Transcribe all of the material exactly, except for its pictures.
↓
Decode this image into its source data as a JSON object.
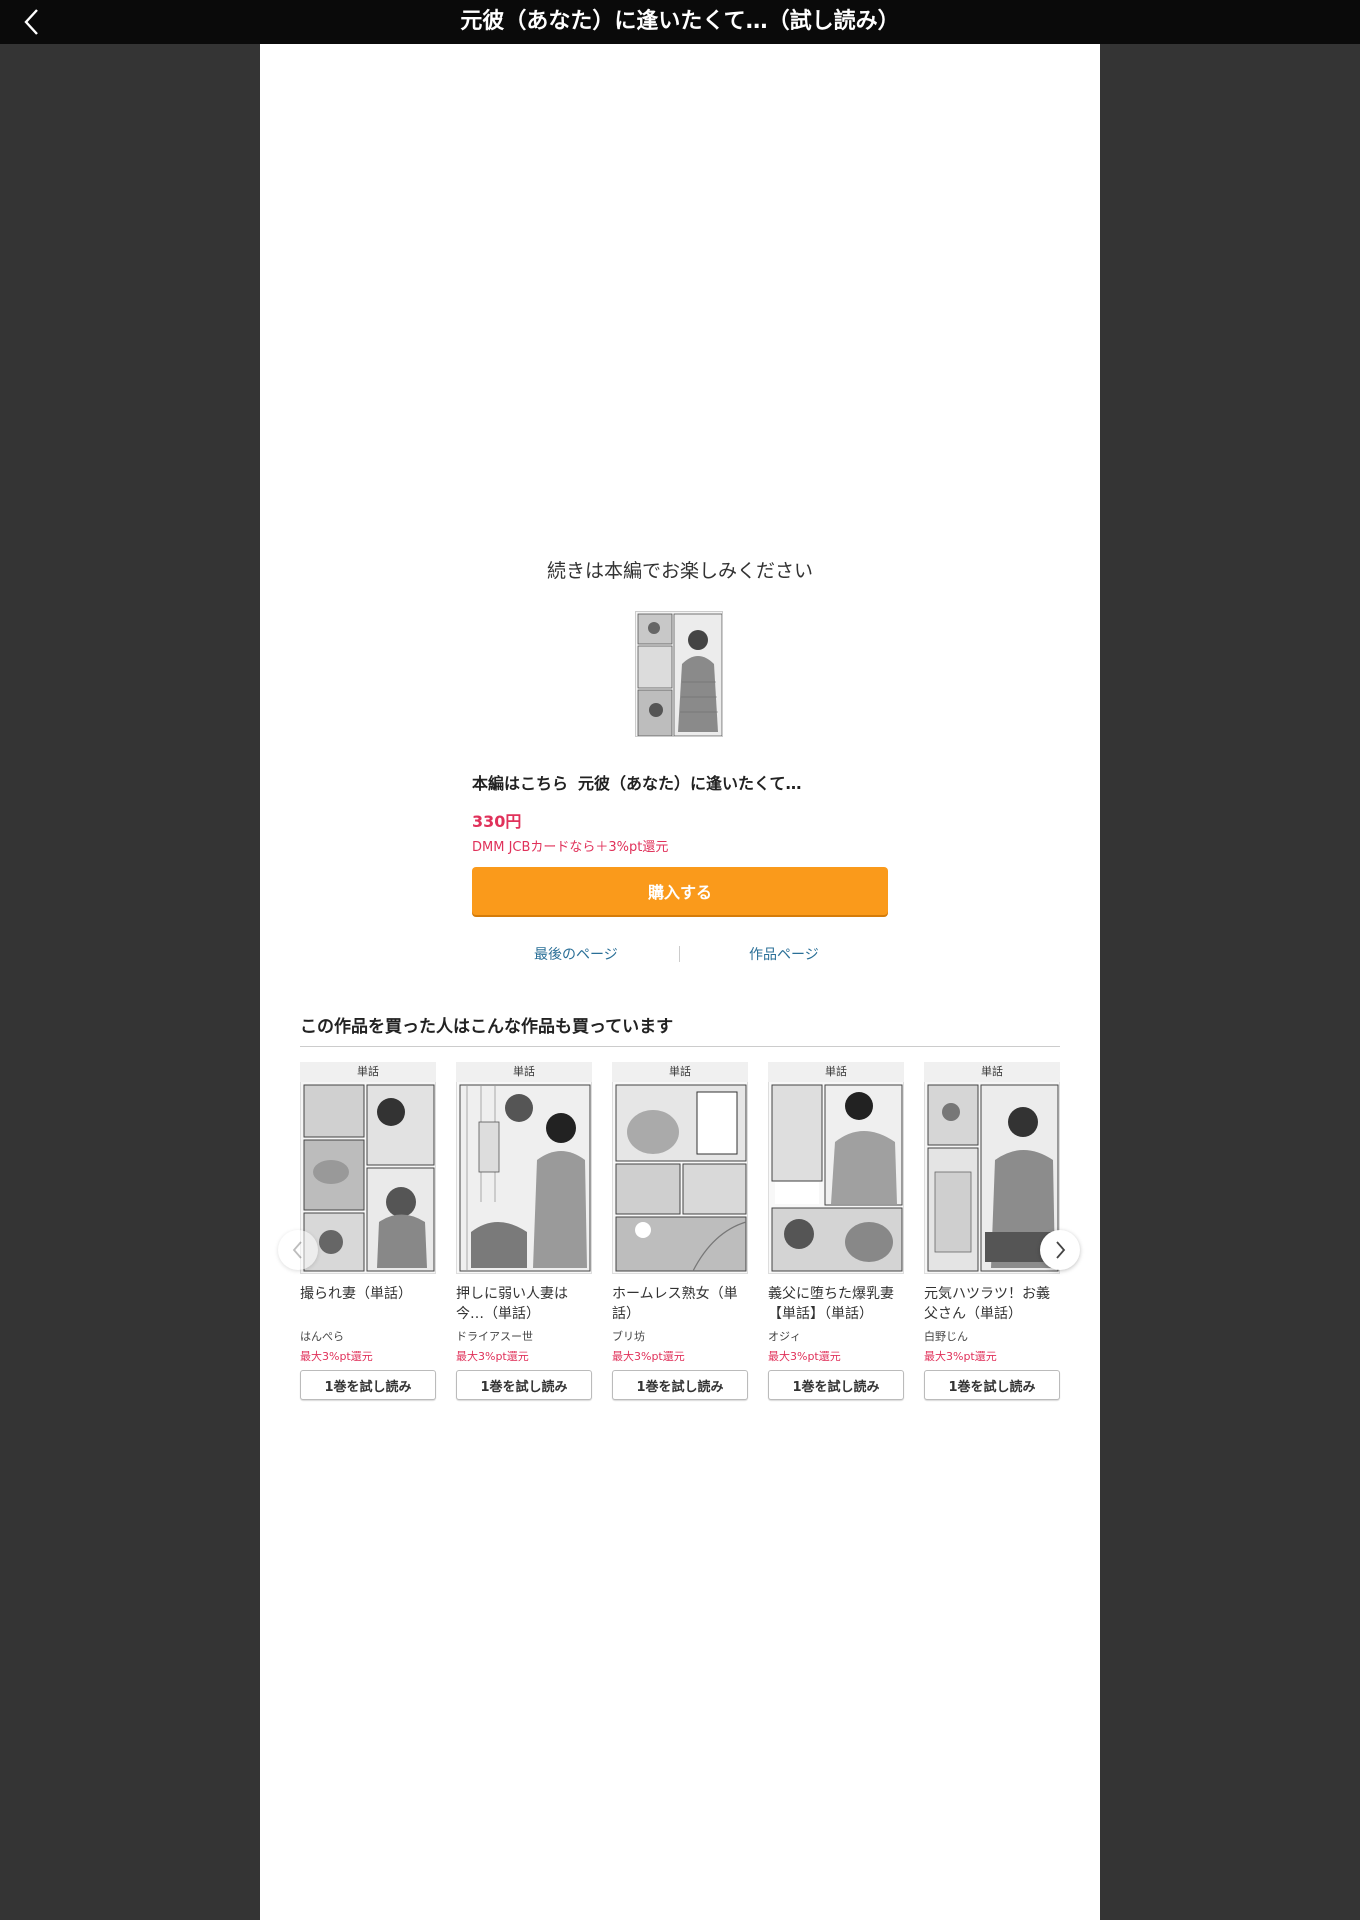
{
  "header": {
    "title": "元彼（あなた）に逢いたくて…（試し読み）",
    "back_icon": "chevron-left-icon"
  },
  "end_panel": {
    "continue_message": "続きは本編でお楽しみください",
    "main_label": "本編はこちら",
    "main_title": "元彼（あなた）に逢いたくて…",
    "price": "330円",
    "points_note": "DMM JCBカードなら＋3%pt還元",
    "buy_label": "購入する",
    "last_page_link": "最後のページ",
    "work_page_link": "作品ページ"
  },
  "recommendations": {
    "heading": "この作品を買った人はこんな作品も買っています",
    "items": [
      {
        "badge": "単話",
        "title": "撮られ妻（単話）",
        "author": "はんぺら",
        "points": "最大3%pt還元",
        "button": "1巻を試し読み"
      },
      {
        "badge": "単話",
        "title": "押しに弱い人妻は今…（単話）",
        "author": "ドライアスー世",
        "points": "最大3%pt還元",
        "button": "1巻を試し読み"
      },
      {
        "badge": "単話",
        "title": "ホームレス熟女（単話）",
        "author": "ブリ坊",
        "points": "最大3%pt還元",
        "button": "1巻を試し読み"
      },
      {
        "badge": "単話",
        "title": "義父に堕ちた爆乳妻【単話】（単話）",
        "author": "オジィ",
        "points": "最大3%pt還元",
        "button": "1巻を試し読み"
      },
      {
        "badge": "単話",
        "title": "元気ハツラツ！お義父さん（単話）",
        "author": "白野じん",
        "points": "最大3%pt還元",
        "button": "1巻を試し読み"
      }
    ]
  },
  "colors": {
    "accent_orange": "#fa9a1b",
    "price_red": "#e0315a",
    "link_blue": "#2a6f97",
    "header_bg": "#0a0a0a",
    "side_bg": "#343434"
  }
}
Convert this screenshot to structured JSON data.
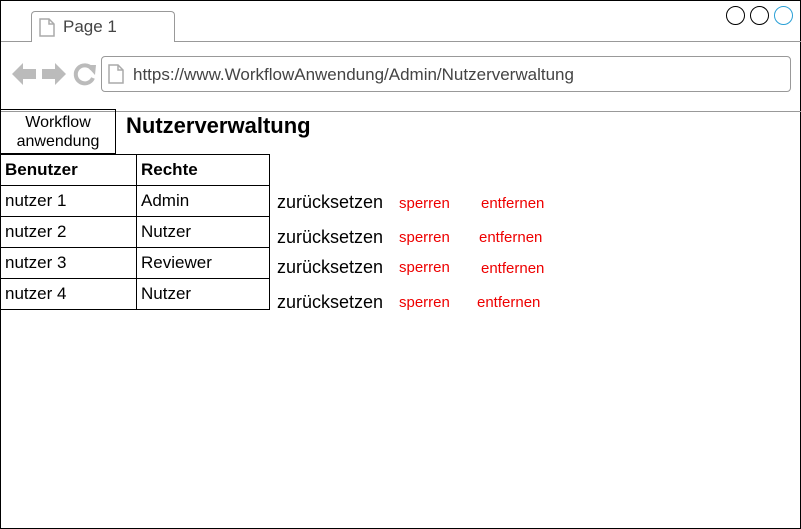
{
  "browser": {
    "tab_label": "Page 1",
    "url": "https://www.WorkflowAnwendung/Admin/Nutzerverwaltung"
  },
  "app": {
    "logo_text": "Workflow anwendung",
    "page_title": "Nutzerverwaltung"
  },
  "table": {
    "headers": [
      "Benutzer",
      "Rechte"
    ],
    "rows": [
      {
        "user": "nutzer 1",
        "role": "Admin"
      },
      {
        "user": "nutzer 2",
        "role": "Nutzer"
      },
      {
        "user": "nutzer 3",
        "role": "Reviewer"
      },
      {
        "user": "nutzer 4",
        "role": "Nutzer"
      }
    ]
  },
  "actions": {
    "reset_label": "zurücksetzen",
    "lock_label": "sperren",
    "remove_label": "entfernen"
  },
  "colors": {
    "action_link": "#ee0000",
    "window_control_accent": "#2aa0d6"
  },
  "icons": [
    "page-icon",
    "back-arrow-icon",
    "forward-arrow-icon",
    "reload-icon",
    "window-control-icon"
  ]
}
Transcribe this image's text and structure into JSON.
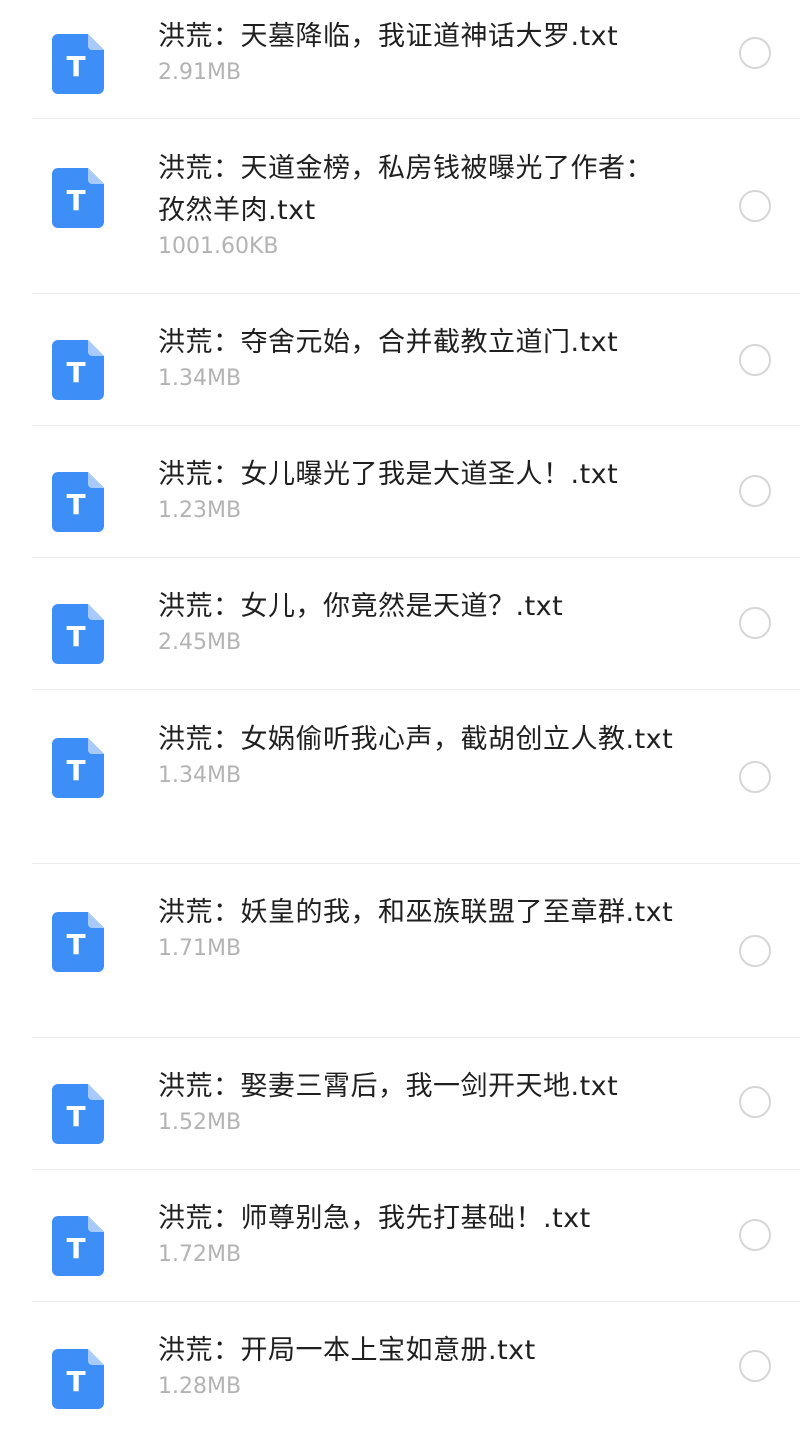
{
  "theme": {
    "icon_color": "#3e8ef7",
    "icon_fold_color": "#a9cbfb",
    "icon_letter_color": "#ffffff",
    "name_color": "#1f1f1f",
    "size_color": "#b3b3b3",
    "radio_border_color": "#d6d6d6"
  },
  "files": [
    {
      "icon": "txt-file-icon",
      "icon_letter": "T",
      "name": "洪荒：天墓降临，我证道神话大罗.txt",
      "size": "2.91MB",
      "selected": false
    },
    {
      "icon": "txt-file-icon",
      "icon_letter": "T",
      "name": "洪荒：天道金榜，私房钱被曝光了作者：孜然羊肉.txt",
      "size": "1001.60KB",
      "selected": false
    },
    {
      "icon": "txt-file-icon",
      "icon_letter": "T",
      "name": "洪荒：夺舍元始，合并截教立道门.txt",
      "size": "1.34MB",
      "selected": false
    },
    {
      "icon": "txt-file-icon",
      "icon_letter": "T",
      "name": "洪荒：女儿曝光了我是大道圣人！.txt",
      "size": "1.23MB",
      "selected": false
    },
    {
      "icon": "txt-file-icon",
      "icon_letter": "T",
      "name": "洪荒：女儿，你竟然是天道？.txt",
      "size": "2.45MB",
      "selected": false
    },
    {
      "icon": "txt-file-icon",
      "icon_letter": "T",
      "name": "洪荒：女娲偷听我心声，截胡创立人教.txt",
      "size": "1.34MB",
      "selected": false
    },
    {
      "icon": "txt-file-icon",
      "icon_letter": "T",
      "name": "洪荒：妖皇的我，和巫族联盟了至章群.txt",
      "size": "1.71MB",
      "selected": false
    },
    {
      "icon": "txt-file-icon",
      "icon_letter": "T",
      "name": "洪荒：娶妻三霄后，我一剑开天地.txt",
      "size": "1.52MB",
      "selected": false
    },
    {
      "icon": "txt-file-icon",
      "icon_letter": "T",
      "name": "洪荒：师尊别急，我先打基础！.txt",
      "size": "1.72MB",
      "selected": false
    },
    {
      "icon": "txt-file-icon",
      "icon_letter": "T",
      "name": "洪荒：开局一本上宝如意册.txt",
      "size": "1.28MB",
      "selected": false
    }
  ]
}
↑
Exercise answer
Decode this image into its source data as a JSON object.
{
  "header": {
    "title": "元彼（あなた）に逢いたくて…（試し読み）",
    "back_icon": "chevron-left-icon"
  },
  "end_panel": {
    "continue_message": "続きは本編でお楽しみください",
    "main_label": "本編はこちら",
    "main_title": "元彼（あなた）に逢いたくて…",
    "price": "330円",
    "points_note": "DMM JCBカードなら＋3%pt還元",
    "buy_label": "購入する",
    "last_page_link": "最後のページ",
    "work_page_link": "作品ページ"
  },
  "recommendations": {
    "heading": "この作品を買った人はこんな作品も買っています",
    "items": [
      {
        "badge": "単話",
        "title": "撮られ妻（単話）",
        "author": "はんぺら",
        "points": "最大3%pt還元",
        "button": "1巻を試し読み"
      },
      {
        "badge": "単話",
        "title": "押しに弱い人妻は今…（単話）",
        "author": "ドライアスー世",
        "points": "最大3%pt還元",
        "button": "1巻を試し読み"
      },
      {
        "badge": "単話",
        "title": "ホームレス熟女（単話）",
        "author": "ブリ坊",
        "points": "最大3%pt還元",
        "button": "1巻を試し読み"
      },
      {
        "badge": "単話",
        "title": "義父に堕ちた爆乳妻【単話】（単話）",
        "author": "オジィ",
        "points": "最大3%pt還元",
        "button": "1巻を試し読み"
      },
      {
        "badge": "単話",
        "title": "元気ハツラツ！お義父さん（単話）",
        "author": "白野じん",
        "points": "最大3%pt還元",
        "button": "1巻を試し読み"
      }
    ]
  },
  "colors": {
    "accent_orange": "#fa9a1b",
    "price_red": "#e0315a",
    "link_blue": "#2a6f97",
    "header_bg": "#0a0a0a",
    "side_bg": "#343434"
  }
}
Convert this screenshot to structured JSON data.
{
  "browser": {
    "tab_label": "Page 1",
    "url": "https://www.WorkflowAnwendung/Admin/Nutzerverwaltung"
  },
  "app": {
    "logo_text": "Workflow anwendung",
    "page_title": "Nutzerverwaltung"
  },
  "table": {
    "headers": [
      "Benutzer",
      "Rechte"
    ],
    "rows": [
      {
        "user": "nutzer 1",
        "role": "Admin"
      },
      {
        "user": "nutzer 2",
        "role": "Nutzer"
      },
      {
        "user": "nutzer 3",
        "role": "Reviewer"
      },
      {
        "user": "nutzer 4",
        "role": "Nutzer"
      }
    ]
  },
  "actions": {
    "reset_label": "zurücksetzen",
    "lock_label": "sperren",
    "remove_label": "entfernen"
  },
  "colors": {
    "action_link": "#ee0000",
    "window_control_accent": "#2aa0d6"
  },
  "icons": [
    "page-icon",
    "back-arrow-icon",
    "forward-arrow-icon",
    "reload-icon",
    "window-control-icon"
  ]
}
Transcribe this image's text and structure into JSON.
{
  "theme": {
    "icon_color": "#3e8ef7",
    "icon_fold_color": "#a9cbfb",
    "icon_letter_color": "#ffffff",
    "name_color": "#1f1f1f",
    "size_color": "#b3b3b3",
    "radio_border_color": "#d6d6d6"
  },
  "files": [
    {
      "icon": "txt-file-icon",
      "icon_letter": "T",
      "name": "洪荒：天墓降临，我证道神话大罗.txt",
      "size": "2.91MB",
      "selected": false
    },
    {
      "icon": "txt-file-icon",
      "icon_letter": "T",
      "name": "洪荒：天道金榜，私房钱被曝光了作者：孜然羊肉.txt",
      "size": "1001.60KB",
      "selected": false
    },
    {
      "icon": "txt-file-icon",
      "icon_letter": "T",
      "name": "洪荒：夺舍元始，合并截教立道门.txt",
      "size": "1.34MB",
      "selected": false
    },
    {
      "icon": "txt-file-icon",
      "icon_letter": "T",
      "name": "洪荒：女儿曝光了我是大道圣人！.txt",
      "size": "1.23MB",
      "selected": false
    },
    {
      "icon": "txt-file-icon",
      "icon_letter": "T",
      "name": "洪荒：女儿，你竟然是天道？.txt",
      "size": "2.45MB",
      "selected": false
    },
    {
      "icon": "txt-file-icon",
      "icon_letter": "T",
      "name": "洪荒：女娲偷听我心声，截胡创立人教.txt",
      "size": "1.34MB",
      "selected": false
    },
    {
      "icon": "txt-file-icon",
      "icon_letter": "T",
      "name": "洪荒：妖皇的我，和巫族联盟了至章群.txt",
      "size": "1.71MB",
      "selected": false
    },
    {
      "icon": "txt-file-icon",
      "icon_letter": "T",
      "name": "洪荒：娶妻三霄后，我一剑开天地.txt",
      "size": "1.52MB",
      "selected": false
    },
    {
      "icon": "txt-file-icon",
      "icon_letter": "T",
      "name": "洪荒：师尊别急，我先打基础！.txt",
      "size": "1.72MB",
      "selected": false
    },
    {
      "icon": "txt-file-icon",
      "icon_letter": "T",
      "name": "洪荒：开局一本上宝如意册.txt",
      "size": "1.28MB",
      "selected": false
    }
  ]
}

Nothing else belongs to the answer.